**Dataset extract:**

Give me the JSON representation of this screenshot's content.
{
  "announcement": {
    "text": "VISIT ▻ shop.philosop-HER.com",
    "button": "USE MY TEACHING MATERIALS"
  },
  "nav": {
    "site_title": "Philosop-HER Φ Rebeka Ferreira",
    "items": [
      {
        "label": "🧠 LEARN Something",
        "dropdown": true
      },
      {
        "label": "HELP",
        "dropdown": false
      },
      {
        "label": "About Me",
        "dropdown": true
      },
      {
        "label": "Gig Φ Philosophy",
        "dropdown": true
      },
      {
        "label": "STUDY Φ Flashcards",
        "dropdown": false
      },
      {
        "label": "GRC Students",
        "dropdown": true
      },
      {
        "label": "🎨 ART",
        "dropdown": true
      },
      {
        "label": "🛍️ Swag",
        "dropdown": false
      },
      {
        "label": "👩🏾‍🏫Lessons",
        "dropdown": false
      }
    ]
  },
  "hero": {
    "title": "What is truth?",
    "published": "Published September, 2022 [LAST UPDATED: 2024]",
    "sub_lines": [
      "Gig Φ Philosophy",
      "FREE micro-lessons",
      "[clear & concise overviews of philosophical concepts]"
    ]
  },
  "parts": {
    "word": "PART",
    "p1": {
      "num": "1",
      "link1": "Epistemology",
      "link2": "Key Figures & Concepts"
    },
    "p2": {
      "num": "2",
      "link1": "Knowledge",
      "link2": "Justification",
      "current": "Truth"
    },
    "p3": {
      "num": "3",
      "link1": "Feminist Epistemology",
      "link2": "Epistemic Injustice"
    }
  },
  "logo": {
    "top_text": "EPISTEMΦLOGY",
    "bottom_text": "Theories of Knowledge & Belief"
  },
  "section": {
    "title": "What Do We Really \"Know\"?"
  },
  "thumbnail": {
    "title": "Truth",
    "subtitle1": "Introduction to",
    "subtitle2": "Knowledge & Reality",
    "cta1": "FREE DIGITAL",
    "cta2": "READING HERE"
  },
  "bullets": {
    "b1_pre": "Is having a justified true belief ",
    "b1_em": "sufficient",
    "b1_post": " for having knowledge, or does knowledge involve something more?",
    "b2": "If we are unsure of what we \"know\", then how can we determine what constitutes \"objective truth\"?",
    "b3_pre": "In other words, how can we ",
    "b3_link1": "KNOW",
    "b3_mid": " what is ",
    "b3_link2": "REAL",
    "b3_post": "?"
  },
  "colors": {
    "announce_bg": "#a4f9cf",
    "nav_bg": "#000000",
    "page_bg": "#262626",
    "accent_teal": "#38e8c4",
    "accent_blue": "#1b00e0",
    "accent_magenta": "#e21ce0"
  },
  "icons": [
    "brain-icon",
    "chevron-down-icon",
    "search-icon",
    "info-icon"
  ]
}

**Exercise aim:** From the material above, gather all lines that include the string "having" and copy them.

**Solution:**
    "b1_pre": "Is having a justified true belief ",
    "b1_post": " for having knowledge, or does knowledge involve something more?",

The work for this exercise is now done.